» **Task material**
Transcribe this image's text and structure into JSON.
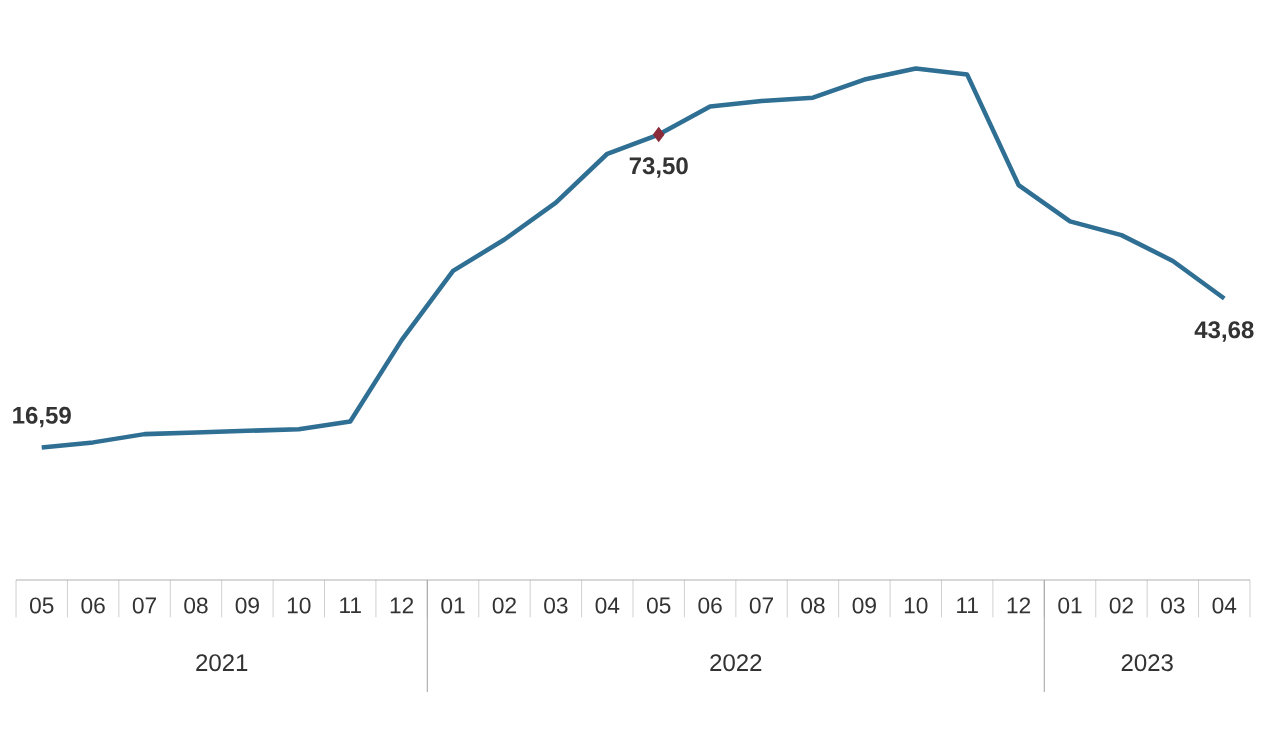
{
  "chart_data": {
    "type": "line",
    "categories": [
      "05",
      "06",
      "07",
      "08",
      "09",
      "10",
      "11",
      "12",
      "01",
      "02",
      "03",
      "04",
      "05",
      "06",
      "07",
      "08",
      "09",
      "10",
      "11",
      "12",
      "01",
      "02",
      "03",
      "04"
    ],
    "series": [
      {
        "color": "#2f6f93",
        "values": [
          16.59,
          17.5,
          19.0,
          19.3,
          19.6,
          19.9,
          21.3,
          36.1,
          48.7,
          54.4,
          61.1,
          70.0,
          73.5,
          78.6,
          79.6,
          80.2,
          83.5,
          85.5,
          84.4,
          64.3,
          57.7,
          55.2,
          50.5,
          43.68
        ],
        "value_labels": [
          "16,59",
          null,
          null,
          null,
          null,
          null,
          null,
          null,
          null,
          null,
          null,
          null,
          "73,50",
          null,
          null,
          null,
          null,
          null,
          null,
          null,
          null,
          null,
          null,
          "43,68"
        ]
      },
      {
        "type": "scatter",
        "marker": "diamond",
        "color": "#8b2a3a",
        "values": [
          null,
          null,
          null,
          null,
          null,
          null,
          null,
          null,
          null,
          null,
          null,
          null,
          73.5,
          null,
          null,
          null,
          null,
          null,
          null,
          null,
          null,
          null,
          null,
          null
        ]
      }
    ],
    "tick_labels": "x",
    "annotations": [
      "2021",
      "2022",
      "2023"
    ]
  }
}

» **Given exercise**
Your copy of the data should match it exactly, except that pictures are left out.

» **Solution**
Transcribe this image's text and structure into JSON.
{
  "chart_data": {
    "type": "line",
    "categories": [
      "05",
      "06",
      "07",
      "08",
      "09",
      "10",
      "11",
      "12",
      "01",
      "02",
      "03",
      "04",
      "05",
      "06",
      "07",
      "08",
      "09",
      "10",
      "11",
      "12",
      "01",
      "02",
      "03",
      "04"
    ],
    "series": [
      {
        "color": "#2f6f93",
        "values": [
          16.59,
          17.5,
          19.0,
          19.3,
          19.6,
          19.9,
          21.3,
          36.1,
          48.7,
          54.4,
          61.1,
          70.0,
          73.5,
          78.6,
          79.6,
          80.2,
          83.5,
          85.5,
          84.4,
          64.3,
          57.7,
          55.2,
          50.5,
          43.68
        ],
        "value_labels": [
          "16,59",
          null,
          null,
          null,
          null,
          null,
          null,
          null,
          null,
          null,
          null,
          null,
          "73,50",
          null,
          null,
          null,
          null,
          null,
          null,
          null,
          null,
          null,
          null,
          "43,68"
        ]
      },
      {
        "type": "scatter",
        "marker": "diamond",
        "color": "#8b2a3a",
        "values": [
          null,
          null,
          null,
          null,
          null,
          null,
          null,
          null,
          null,
          null,
          null,
          null,
          73.5,
          null,
          null,
          null,
          null,
          null,
          null,
          null,
          null,
          null,
          null,
          null
        ]
      }
    ],
    "tick_labels": "x",
    "annotations": [
      "2021",
      "2022",
      "2023"
    ]
  }
}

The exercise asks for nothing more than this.